-- Begin Raw data --
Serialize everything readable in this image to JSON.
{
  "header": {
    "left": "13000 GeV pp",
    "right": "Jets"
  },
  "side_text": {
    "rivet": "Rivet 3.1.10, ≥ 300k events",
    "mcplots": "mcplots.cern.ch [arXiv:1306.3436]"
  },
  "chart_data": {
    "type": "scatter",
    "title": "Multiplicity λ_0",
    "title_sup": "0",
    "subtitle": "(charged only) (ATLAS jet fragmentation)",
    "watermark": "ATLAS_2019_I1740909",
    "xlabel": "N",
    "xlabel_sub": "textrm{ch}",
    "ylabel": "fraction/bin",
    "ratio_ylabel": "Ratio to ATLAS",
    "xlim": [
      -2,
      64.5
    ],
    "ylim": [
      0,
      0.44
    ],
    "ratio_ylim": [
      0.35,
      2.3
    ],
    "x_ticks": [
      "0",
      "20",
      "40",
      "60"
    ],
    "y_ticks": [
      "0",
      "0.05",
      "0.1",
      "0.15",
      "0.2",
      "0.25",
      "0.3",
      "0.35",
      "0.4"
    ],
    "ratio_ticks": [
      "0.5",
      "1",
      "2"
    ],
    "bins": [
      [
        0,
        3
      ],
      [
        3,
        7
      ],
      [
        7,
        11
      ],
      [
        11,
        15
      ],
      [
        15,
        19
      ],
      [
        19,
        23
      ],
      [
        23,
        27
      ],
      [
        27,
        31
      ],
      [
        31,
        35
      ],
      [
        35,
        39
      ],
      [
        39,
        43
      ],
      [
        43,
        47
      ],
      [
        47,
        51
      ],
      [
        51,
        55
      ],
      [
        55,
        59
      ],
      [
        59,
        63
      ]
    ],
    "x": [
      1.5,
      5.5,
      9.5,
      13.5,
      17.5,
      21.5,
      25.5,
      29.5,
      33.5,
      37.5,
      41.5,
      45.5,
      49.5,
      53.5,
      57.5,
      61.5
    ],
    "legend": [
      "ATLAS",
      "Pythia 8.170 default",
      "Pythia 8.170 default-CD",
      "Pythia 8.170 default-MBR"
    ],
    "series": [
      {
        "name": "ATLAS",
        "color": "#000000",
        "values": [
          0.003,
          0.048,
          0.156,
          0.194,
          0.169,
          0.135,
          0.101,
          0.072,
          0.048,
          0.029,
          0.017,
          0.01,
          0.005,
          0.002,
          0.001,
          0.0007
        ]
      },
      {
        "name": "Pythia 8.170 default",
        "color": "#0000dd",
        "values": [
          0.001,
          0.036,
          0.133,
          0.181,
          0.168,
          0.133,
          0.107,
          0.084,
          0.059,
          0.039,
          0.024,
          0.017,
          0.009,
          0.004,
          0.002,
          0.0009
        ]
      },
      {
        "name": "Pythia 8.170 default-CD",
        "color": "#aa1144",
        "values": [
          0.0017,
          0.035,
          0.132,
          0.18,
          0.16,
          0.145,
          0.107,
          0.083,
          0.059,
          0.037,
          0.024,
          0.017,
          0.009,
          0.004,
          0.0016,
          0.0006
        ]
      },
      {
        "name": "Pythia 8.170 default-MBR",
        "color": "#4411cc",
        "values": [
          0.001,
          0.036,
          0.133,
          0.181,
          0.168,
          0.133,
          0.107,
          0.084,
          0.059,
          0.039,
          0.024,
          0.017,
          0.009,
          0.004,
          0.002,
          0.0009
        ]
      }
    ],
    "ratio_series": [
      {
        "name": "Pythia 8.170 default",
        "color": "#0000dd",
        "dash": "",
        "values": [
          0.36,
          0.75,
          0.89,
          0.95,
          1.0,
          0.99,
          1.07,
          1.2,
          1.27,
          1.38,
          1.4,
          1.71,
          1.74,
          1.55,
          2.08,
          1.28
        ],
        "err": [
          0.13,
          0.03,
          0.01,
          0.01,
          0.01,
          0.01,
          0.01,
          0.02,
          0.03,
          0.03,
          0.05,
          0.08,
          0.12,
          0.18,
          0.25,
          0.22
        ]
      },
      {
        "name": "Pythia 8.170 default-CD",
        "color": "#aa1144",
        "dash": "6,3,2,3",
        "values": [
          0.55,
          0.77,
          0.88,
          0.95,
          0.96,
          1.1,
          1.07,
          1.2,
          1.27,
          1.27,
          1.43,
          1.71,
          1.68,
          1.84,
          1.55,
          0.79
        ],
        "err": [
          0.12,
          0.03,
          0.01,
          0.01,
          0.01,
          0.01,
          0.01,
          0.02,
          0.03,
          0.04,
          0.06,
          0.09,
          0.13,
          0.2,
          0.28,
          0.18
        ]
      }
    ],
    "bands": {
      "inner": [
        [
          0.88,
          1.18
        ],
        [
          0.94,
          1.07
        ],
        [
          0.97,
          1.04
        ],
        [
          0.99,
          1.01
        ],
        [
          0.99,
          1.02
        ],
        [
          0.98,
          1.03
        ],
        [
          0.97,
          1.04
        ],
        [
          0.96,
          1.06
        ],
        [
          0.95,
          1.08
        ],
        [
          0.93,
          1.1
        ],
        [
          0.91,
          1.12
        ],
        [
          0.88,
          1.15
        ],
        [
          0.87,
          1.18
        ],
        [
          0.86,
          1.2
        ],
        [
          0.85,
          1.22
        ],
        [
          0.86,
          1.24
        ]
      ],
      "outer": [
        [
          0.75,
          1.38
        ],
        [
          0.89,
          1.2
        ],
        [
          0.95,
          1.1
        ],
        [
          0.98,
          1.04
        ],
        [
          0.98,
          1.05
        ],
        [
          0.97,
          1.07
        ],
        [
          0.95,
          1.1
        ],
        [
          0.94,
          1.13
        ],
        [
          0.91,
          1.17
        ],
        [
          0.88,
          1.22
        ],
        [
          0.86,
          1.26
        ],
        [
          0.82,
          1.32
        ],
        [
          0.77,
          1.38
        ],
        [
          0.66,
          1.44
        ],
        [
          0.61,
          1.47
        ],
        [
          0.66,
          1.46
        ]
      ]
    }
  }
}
-- End Raw data --
**Exercise objective:**
Reproduce the complete data exactly as presented above.

**Solution to this task:**
Serialize everything readable in this image to JSON.
{
  "header": {
    "left": "13000 GeV pp",
    "right": "Jets"
  },
  "side_text": {
    "rivet": "Rivet 3.1.10, ≥ 300k events",
    "mcplots": "mcplots.cern.ch [arXiv:1306.3436]"
  },
  "chart_data": {
    "type": "scatter",
    "title": "Multiplicity λ_0",
    "title_sup": "0",
    "subtitle": "(charged only) (ATLAS jet fragmentation)",
    "watermark": "ATLAS_2019_I1740909",
    "xlabel": "N",
    "xlabel_sub": "textrm{ch}",
    "ylabel": "fraction/bin",
    "ratio_ylabel": "Ratio to ATLAS",
    "xlim": [
      -2,
      64.5
    ],
    "ylim": [
      0,
      0.44
    ],
    "ratio_ylim": [
      0.35,
      2.3
    ],
    "x_ticks": [
      "0",
      "20",
      "40",
      "60"
    ],
    "y_ticks": [
      "0",
      "0.05",
      "0.1",
      "0.15",
      "0.2",
      "0.25",
      "0.3",
      "0.35",
      "0.4"
    ],
    "ratio_ticks": [
      "0.5",
      "1",
      "2"
    ],
    "bins": [
      [
        0,
        3
      ],
      [
        3,
        7
      ],
      [
        7,
        11
      ],
      [
        11,
        15
      ],
      [
        15,
        19
      ],
      [
        19,
        23
      ],
      [
        23,
        27
      ],
      [
        27,
        31
      ],
      [
        31,
        35
      ],
      [
        35,
        39
      ],
      [
        39,
        43
      ],
      [
        43,
        47
      ],
      [
        47,
        51
      ],
      [
        51,
        55
      ],
      [
        55,
        59
      ],
      [
        59,
        63
      ]
    ],
    "x": [
      1.5,
      5.5,
      9.5,
      13.5,
      17.5,
      21.5,
      25.5,
      29.5,
      33.5,
      37.5,
      41.5,
      45.5,
      49.5,
      53.5,
      57.5,
      61.5
    ],
    "legend": [
      "ATLAS",
      "Pythia 8.170 default",
      "Pythia 8.170 default-CD",
      "Pythia 8.170 default-MBR"
    ],
    "series": [
      {
        "name": "ATLAS",
        "color": "#000000",
        "values": [
          0.003,
          0.048,
          0.156,
          0.194,
          0.169,
          0.135,
          0.101,
          0.072,
          0.048,
          0.029,
          0.017,
          0.01,
          0.005,
          0.002,
          0.001,
          0.0007
        ]
      },
      {
        "name": "Pythia 8.170 default",
        "color": "#0000dd",
        "values": [
          0.001,
          0.036,
          0.133,
          0.181,
          0.168,
          0.133,
          0.107,
          0.084,
          0.059,
          0.039,
          0.024,
          0.017,
          0.009,
          0.004,
          0.002,
          0.0009
        ]
      },
      {
        "name": "Pythia 8.170 default-CD",
        "color": "#aa1144",
        "values": [
          0.0017,
          0.035,
          0.132,
          0.18,
          0.16,
          0.145,
          0.107,
          0.083,
          0.059,
          0.037,
          0.024,
          0.017,
          0.009,
          0.004,
          0.0016,
          0.0006
        ]
      },
      {
        "name": "Pythia 8.170 default-MBR",
        "color": "#4411cc",
        "values": [
          0.001,
          0.036,
          0.133,
          0.181,
          0.168,
          0.133,
          0.107,
          0.084,
          0.059,
          0.039,
          0.024,
          0.017,
          0.009,
          0.004,
          0.002,
          0.0009
        ]
      }
    ],
    "ratio_series": [
      {
        "name": "Pythia 8.170 default",
        "color": "#0000dd",
        "dash": "",
        "values": [
          0.36,
          0.75,
          0.89,
          0.95,
          1.0,
          0.99,
          1.07,
          1.2,
          1.27,
          1.38,
          1.4,
          1.71,
          1.74,
          1.55,
          2.08,
          1.28
        ],
        "err": [
          0.13,
          0.03,
          0.01,
          0.01,
          0.01,
          0.01,
          0.01,
          0.02,
          0.03,
          0.03,
          0.05,
          0.08,
          0.12,
          0.18,
          0.25,
          0.22
        ]
      },
      {
        "name": "Pythia 8.170 default-CD",
        "color": "#aa1144",
        "dash": "6,3,2,3",
        "values": [
          0.55,
          0.77,
          0.88,
          0.95,
          0.96,
          1.1,
          1.07,
          1.2,
          1.27,
          1.27,
          1.43,
          1.71,
          1.68,
          1.84,
          1.55,
          0.79
        ],
        "err": [
          0.12,
          0.03,
          0.01,
          0.01,
          0.01,
          0.01,
          0.01,
          0.02,
          0.03,
          0.04,
          0.06,
          0.09,
          0.13,
          0.2,
          0.28,
          0.18
        ]
      }
    ],
    "bands": {
      "inner": [
        [
          0.88,
          1.18
        ],
        [
          0.94,
          1.07
        ],
        [
          0.97,
          1.04
        ],
        [
          0.99,
          1.01
        ],
        [
          0.99,
          1.02
        ],
        [
          0.98,
          1.03
        ],
        [
          0.97,
          1.04
        ],
        [
          0.96,
          1.06
        ],
        [
          0.95,
          1.08
        ],
        [
          0.93,
          1.1
        ],
        [
          0.91,
          1.12
        ],
        [
          0.88,
          1.15
        ],
        [
          0.87,
          1.18
        ],
        [
          0.86,
          1.2
        ],
        [
          0.85,
          1.22
        ],
        [
          0.86,
          1.24
        ]
      ],
      "outer": [
        [
          0.75,
          1.38
        ],
        [
          0.89,
          1.2
        ],
        [
          0.95,
          1.1
        ],
        [
          0.98,
          1.04
        ],
        [
          0.98,
          1.05
        ],
        [
          0.97,
          1.07
        ],
        [
          0.95,
          1.1
        ],
        [
          0.94,
          1.13
        ],
        [
          0.91,
          1.17
        ],
        [
          0.88,
          1.22
        ],
        [
          0.86,
          1.26
        ],
        [
          0.82,
          1.32
        ],
        [
          0.77,
          1.38
        ],
        [
          0.66,
          1.44
        ],
        [
          0.61,
          1.47
        ],
        [
          0.66,
          1.46
        ]
      ]
    }
  }
}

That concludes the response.